##### Listed entries

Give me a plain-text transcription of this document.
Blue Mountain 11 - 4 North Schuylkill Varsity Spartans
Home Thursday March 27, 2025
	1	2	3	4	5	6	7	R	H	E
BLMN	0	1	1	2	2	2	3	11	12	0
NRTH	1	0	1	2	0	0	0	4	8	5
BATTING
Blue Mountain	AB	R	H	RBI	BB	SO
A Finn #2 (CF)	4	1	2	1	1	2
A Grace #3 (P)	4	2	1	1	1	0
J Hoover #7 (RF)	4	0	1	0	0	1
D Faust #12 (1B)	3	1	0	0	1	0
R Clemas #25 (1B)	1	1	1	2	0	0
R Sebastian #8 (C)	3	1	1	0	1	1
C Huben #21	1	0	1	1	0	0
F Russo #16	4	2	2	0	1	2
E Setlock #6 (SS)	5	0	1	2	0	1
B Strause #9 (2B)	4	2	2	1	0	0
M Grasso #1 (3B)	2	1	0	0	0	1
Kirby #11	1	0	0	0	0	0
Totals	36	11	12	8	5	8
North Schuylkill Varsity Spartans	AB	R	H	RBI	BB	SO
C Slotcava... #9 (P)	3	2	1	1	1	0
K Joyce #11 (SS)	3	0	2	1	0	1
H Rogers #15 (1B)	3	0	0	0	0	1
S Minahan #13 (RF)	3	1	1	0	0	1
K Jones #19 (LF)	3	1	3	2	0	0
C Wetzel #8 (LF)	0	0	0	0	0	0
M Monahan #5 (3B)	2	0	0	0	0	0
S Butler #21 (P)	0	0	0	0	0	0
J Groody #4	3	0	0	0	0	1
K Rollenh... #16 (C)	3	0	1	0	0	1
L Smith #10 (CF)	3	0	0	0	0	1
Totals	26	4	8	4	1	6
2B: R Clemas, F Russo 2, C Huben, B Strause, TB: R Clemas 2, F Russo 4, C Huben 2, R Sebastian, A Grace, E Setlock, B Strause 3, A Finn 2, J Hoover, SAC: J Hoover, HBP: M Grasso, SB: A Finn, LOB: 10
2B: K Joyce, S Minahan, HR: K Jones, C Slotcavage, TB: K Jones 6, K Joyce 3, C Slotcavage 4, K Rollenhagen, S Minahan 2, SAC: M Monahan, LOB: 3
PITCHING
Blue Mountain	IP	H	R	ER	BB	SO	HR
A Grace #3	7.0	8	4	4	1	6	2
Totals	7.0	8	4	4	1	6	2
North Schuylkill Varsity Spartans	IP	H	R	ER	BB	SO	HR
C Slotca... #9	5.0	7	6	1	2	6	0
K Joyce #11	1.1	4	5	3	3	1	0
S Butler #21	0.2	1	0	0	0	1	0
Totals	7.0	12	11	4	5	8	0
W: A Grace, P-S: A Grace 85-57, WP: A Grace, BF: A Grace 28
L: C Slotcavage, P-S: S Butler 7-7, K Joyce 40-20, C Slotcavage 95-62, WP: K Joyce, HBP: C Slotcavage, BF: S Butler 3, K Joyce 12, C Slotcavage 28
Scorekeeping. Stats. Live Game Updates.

##########

**Objective**
Take the data above and return it exactly.

**Reply to the task**
Give me a plain-text transcription of this document.
Blue Mountain 11 - 4 North Schuylkill Varsity Spartans
Home Thursday March 27, 2025
	1	2	3	4	5	6	7	R	H	E
BLMN	0	1	1	2	2	2	3	11	12	0
NRTH	1	0	1	2	0	0	0	4	8	5
BATTING
Blue Mountain	AB	R	H	RBI	BB	SO
A Finn #2 (CF)	4	1	2	1	1	2
A Grace #3 (P)	4	2	1	1	1	0
J Hoover #7 (RF)	4	0	1	0	0	1
D Faust #12 (1B)	3	1	0	0	1	0
R Clemas #25 (1B)	1	1	1	2	0	0
R Sebastian #8 (C)	3	1	1	0	1	1
C Huben #21	1	0	1	1	0	0
F Russo #16	4	2	2	0	1	2
E Setlock #6 (SS)	5	0	1	2	0	1
B Strause #9 (2B)	4	2	2	1	0	0
M Grasso #1 (3B)	2	1	0	0	0	1
Kirby #11	1	0	0	0	0	0
Totals	36	11	12	8	5	8
North Schuylkill Varsity Spartans	AB	R	H	RBI	BB	SO
C Slotcava... #9 (P)	3	2	1	1	1	0
K Joyce #11 (SS)	3	0	2	1	0	1
H Rogers #15 (1B)	3	0	0	0	0	1
S Minahan #13 (RF)	3	1	1	0	0	1
K Jones #19 (LF)	3	1	3	2	0	0
C Wetzel #8 (LF)	0	0	0	0	0	0
M Monahan #5 (3B)	2	0	0	0	0	0
S Butler #21 (P)	0	0	0	0	0	0
J Groody #4	3	0	0	0	0	1
K Rollenh... #16 (C)	3	0	1	0	0	1
L Smith #10 (CF)	3	0	0	0	0	1
Totals	26	4	8	4	1	6
2B: R Clemas, F Russo 2, C Huben, B Strause, TB: R Clemas 2, F Russo 4, C Huben 2, R Sebastian, A Grace, E Setlock, B Strause 3, A Finn 2, J Hoover, SAC: J Hoover, HBP: M Grasso, SB: A Finn, LOB: 10
2B: K Joyce, S Minahan, HR: K Jones, C Slotcavage, TB: K Jones 6, K Joyce 3, C Slotcavage 4, K Rollenhagen, S Minahan 2, SAC: M Monahan, LOB: 3
PITCHING
Blue Mountain	IP	H	R	ER	BB	SO	HR
A Grace #3	7.0	8	4	4	1	6	2
Totals	7.0	8	4	4	1	6	2
North Schuylkill Varsity Spartans	IP	H	R	ER	BB	SO	HR
C Slotca... #9	5.0	7	6	1	2	6	0
K Joyce #11	1.1	4	5	3	3	1	0
S Butler #21	0.2	1	0	0	0	1	0
Totals	7.0	12	11	4	5	8	0
W: A Grace, P-S: A Grace 85-57, WP: A Grace, BF: A Grace 28
L: C Slotcavage, P-S: S Butler 7-7, K Joyce 40-20, C Slotcavage 95-62, WP: K Joyce, HBP: C Slotcavage, BF: S Butler 3, K Joyce 12, C Slotcavage 28
Scorekeeping. Stats. Live Game Updates.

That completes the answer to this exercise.